Take the material and output all of it exactly.

^^^^^^^^^^^^^^^^

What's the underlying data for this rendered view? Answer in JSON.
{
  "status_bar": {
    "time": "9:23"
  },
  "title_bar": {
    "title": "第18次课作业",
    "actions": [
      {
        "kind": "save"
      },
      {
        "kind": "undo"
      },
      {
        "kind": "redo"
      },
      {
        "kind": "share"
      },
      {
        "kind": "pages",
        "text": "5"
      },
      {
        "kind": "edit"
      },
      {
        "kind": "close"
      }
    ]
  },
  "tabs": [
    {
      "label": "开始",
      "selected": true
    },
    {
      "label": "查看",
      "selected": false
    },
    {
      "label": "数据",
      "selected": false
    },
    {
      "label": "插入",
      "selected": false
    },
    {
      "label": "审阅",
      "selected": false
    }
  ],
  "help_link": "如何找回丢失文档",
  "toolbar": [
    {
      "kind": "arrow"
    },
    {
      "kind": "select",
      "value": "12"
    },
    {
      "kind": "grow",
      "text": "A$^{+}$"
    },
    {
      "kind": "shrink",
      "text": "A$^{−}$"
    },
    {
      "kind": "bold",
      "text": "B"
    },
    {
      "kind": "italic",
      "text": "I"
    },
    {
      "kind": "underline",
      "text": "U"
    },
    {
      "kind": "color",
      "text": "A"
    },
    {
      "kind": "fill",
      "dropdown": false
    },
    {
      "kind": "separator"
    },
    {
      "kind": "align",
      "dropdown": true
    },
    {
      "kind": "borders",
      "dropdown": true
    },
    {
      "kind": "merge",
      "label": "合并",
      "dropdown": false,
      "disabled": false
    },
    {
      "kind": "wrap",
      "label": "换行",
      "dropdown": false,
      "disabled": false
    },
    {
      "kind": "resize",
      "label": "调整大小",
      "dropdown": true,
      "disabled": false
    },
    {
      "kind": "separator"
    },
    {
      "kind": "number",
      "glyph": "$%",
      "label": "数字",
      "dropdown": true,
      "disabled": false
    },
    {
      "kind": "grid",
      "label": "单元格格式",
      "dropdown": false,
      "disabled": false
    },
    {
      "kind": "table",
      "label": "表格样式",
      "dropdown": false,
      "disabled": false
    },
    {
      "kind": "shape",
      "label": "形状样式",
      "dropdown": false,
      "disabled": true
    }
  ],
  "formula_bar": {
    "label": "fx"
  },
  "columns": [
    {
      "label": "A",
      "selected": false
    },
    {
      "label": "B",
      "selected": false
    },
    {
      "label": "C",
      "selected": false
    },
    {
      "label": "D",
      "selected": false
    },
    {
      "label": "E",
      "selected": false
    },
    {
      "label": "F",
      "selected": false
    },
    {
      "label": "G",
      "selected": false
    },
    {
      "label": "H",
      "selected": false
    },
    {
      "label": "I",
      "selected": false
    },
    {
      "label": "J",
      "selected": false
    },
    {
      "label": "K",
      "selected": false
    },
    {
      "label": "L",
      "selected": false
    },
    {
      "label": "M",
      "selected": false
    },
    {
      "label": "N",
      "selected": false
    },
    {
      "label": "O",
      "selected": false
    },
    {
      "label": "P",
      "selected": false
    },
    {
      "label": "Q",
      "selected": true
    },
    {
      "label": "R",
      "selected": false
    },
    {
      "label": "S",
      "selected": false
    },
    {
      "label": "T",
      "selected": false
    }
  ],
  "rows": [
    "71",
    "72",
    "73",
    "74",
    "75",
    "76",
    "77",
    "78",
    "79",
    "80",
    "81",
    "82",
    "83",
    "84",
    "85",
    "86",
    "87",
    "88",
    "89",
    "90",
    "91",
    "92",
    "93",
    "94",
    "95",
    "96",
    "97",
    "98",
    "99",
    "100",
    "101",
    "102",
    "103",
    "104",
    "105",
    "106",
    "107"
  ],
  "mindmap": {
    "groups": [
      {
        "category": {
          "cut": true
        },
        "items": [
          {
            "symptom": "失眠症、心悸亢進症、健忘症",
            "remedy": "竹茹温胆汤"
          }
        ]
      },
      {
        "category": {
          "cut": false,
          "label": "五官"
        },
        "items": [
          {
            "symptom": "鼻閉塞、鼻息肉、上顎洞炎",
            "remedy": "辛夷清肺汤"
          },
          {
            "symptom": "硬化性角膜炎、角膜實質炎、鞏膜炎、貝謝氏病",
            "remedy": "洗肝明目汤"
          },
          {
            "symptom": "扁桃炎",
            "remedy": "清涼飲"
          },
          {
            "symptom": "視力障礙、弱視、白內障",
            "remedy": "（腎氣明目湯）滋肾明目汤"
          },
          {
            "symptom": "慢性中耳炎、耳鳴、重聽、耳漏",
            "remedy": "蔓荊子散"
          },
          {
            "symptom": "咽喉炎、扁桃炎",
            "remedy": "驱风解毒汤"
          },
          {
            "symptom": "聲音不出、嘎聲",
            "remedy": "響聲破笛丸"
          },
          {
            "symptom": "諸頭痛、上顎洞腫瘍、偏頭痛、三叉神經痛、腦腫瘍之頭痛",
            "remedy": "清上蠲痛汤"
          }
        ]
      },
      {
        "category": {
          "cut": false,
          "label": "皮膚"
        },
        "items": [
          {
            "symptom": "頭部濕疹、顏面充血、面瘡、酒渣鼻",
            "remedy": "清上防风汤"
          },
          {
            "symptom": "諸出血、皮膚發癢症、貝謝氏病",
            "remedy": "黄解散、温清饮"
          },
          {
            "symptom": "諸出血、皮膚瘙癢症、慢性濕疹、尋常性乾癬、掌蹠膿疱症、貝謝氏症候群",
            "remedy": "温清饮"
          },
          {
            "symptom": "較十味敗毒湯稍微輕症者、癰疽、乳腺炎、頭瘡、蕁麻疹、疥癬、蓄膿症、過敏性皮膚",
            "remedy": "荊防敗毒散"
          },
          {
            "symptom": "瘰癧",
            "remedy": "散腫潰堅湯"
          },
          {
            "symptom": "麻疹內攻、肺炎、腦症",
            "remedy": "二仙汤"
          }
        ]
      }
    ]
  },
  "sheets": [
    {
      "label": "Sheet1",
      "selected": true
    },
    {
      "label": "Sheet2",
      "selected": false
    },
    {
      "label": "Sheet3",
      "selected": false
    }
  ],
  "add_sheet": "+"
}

^^^^^^^^^^^^^^^^

» Response for this exercise
What's the underlying data for this rendered view? Answer in JSON.
{
  "status_bar": {
    "time": "9:23"
  },
  "title_bar": {
    "title": "第18次课作业",
    "actions": [
      {
        "kind": "save"
      },
      {
        "kind": "undo"
      },
      {
        "kind": "redo"
      },
      {
        "kind": "share"
      },
      {
        "kind": "pages",
        "text": "5"
      },
      {
        "kind": "edit"
      },
      {
        "kind": "close"
      }
    ]
  },
  "tabs": [
    {
      "label": "开始",
      "selected": true
    },
    {
      "label": "查看",
      "selected": false
    },
    {
      "label": "数据",
      "selected": false
    },
    {
      "label": "插入",
      "selected": false
    },
    {
      "label": "审阅",
      "selected": false
    }
  ],
  "help_link": "如何找回丢失文档",
  "toolbar": [
    {
      "kind": "arrow"
    },
    {
      "kind": "select",
      "value": "12"
    },
    {
      "kind": "grow",
      "text": "A$^{+}$"
    },
    {
      "kind": "shrink",
      "text": "A$^{−}$"
    },
    {
      "kind": "bold",
      "text": "B"
    },
    {
      "kind": "italic",
      "text": "I"
    },
    {
      "kind": "underline",
      "text": "U"
    },
    {
      "kind": "color",
      "text": "A"
    },
    {
      "kind": "fill",
      "dropdown": false
    },
    {
      "kind": "separator"
    },
    {
      "kind": "align",
      "dropdown": true
    },
    {
      "kind": "borders",
      "dropdown": true
    },
    {
      "kind": "merge",
      "label": "合并",
      "dropdown": false,
      "disabled": false
    },
    {
      "kind": "wrap",
      "label": "换行",
      "dropdown": false,
      "disabled": false
    },
    {
      "kind": "resize",
      "label": "调整大小",
      "dropdown": true,
      "disabled": false
    },
    {
      "kind": "separator"
    },
    {
      "kind": "number",
      "glyph": "$%",
      "label": "数字",
      "dropdown": true,
      "disabled": false
    },
    {
      "kind": "grid",
      "label": "单元格格式",
      "dropdown": false,
      "disabled": false
    },
    {
      "kind": "table",
      "label": "表格样式",
      "dropdown": false,
      "disabled": false
    },
    {
      "kind": "shape",
      "label": "形状样式",
      "dropdown": false,
      "disabled": true
    }
  ],
  "formula_bar": {
    "label": "fx"
  },
  "columns": [
    {
      "label": "A",
      "selected": false
    },
    {
      "label": "B",
      "selected": false
    },
    {
      "label": "C",
      "selected": false
    },
    {
      "label": "D",
      "selected": false
    },
    {
      "label": "E",
      "selected": false
    },
    {
      "label": "F",
      "selected": false
    },
    {
      "label": "G",
      "selected": false
    },
    {
      "label": "H",
      "selected": false
    },
    {
      "label": "I",
      "selected": false
    },
    {
      "label": "J",
      "selected": false
    },
    {
      "label": "K",
      "selected": false
    },
    {
      "label": "L",
      "selected": false
    },
    {
      "label": "M",
      "selected": false
    },
    {
      "label": "N",
      "selected": false
    },
    {
      "label": "O",
      "selected": false
    },
    {
      "label": "P",
      "selected": false
    },
    {
      "label": "Q",
      "selected": true
    },
    {
      "label": "R",
      "selected": false
    },
    {
      "label": "S",
      "selected": false
    },
    {
      "label": "T",
      "selected": false
    }
  ],
  "rows": [
    "71",
    "72",
    "73",
    "74",
    "75",
    "76",
    "77",
    "78",
    "79",
    "80",
    "81",
    "82",
    "83",
    "84",
    "85",
    "86",
    "87",
    "88",
    "89",
    "90",
    "91",
    "92",
    "93",
    "94",
    "95",
    "96",
    "97",
    "98",
    "99",
    "100",
    "101",
    "102",
    "103",
    "104",
    "105",
    "106",
    "107"
  ],
  "mindmap": {
    "groups": [
      {
        "category": {
          "cut": true
        },
        "items": [
          {
            "symptom": "失眠症、心悸亢進症、健忘症",
            "remedy": "竹茹温胆汤"
          }
        ]
      },
      {
        "category": {
          "cut": false,
          "label": "五官"
        },
        "items": [
          {
            "symptom": "鼻閉塞、鼻息肉、上顎洞炎",
            "remedy": "辛夷清肺汤"
          },
          {
            "symptom": "硬化性角膜炎、角膜實質炎、鞏膜炎、貝謝氏病",
            "remedy": "洗肝明目汤"
          },
          {
            "symptom": "扁桃炎",
            "remedy": "清涼飲"
          },
          {
            "symptom": "視力障礙、弱視、白內障",
            "remedy": "（腎氣明目湯）滋肾明目汤"
          },
          {
            "symptom": "慢性中耳炎、耳鳴、重聽、耳漏",
            "remedy": "蔓荊子散"
          },
          {
            "symptom": "咽喉炎、扁桃炎",
            "remedy": "驱风解毒汤"
          },
          {
            "symptom": "聲音不出、嘎聲",
            "remedy": "響聲破笛丸"
          },
          {
            "symptom": "諸頭痛、上顎洞腫瘍、偏頭痛、三叉神經痛、腦腫瘍之頭痛",
            "remedy": "清上蠲痛汤"
          }
        ]
      },
      {
        "category": {
          "cut": false,
          "label": "皮膚"
        },
        "items": [
          {
            "symptom": "頭部濕疹、顏面充血、面瘡、酒渣鼻",
            "remedy": "清上防风汤"
          },
          {
            "symptom": "諸出血、皮膚發癢症、貝謝氏病",
            "remedy": "黄解散、温清饮"
          },
          {
            "symptom": "諸出血、皮膚瘙癢症、慢性濕疹、尋常性乾癬、掌蹠膿疱症、貝謝氏症候群",
            "remedy": "温清饮"
          },
          {
            "symptom": "較十味敗毒湯稍微輕症者、癰疽、乳腺炎、頭瘡、蕁麻疹、疥癬、蓄膿症、過敏性皮膚",
            "remedy": "荊防敗毒散"
          },
          {
            "symptom": "瘰癧",
            "remedy": "散腫潰堅湯"
          },
          {
            "symptom": "麻疹內攻、肺炎、腦症",
            "remedy": "二仙汤"
          }
        ]
      }
    ]
  },
  "sheets": [
    {
      "label": "Sheet1",
      "selected": true
    },
    {
      "label": "Sheet2",
      "selected": false
    },
    {
      "label": "Sheet3",
      "selected": false
    }
  ],
  "add_sheet": "+"
}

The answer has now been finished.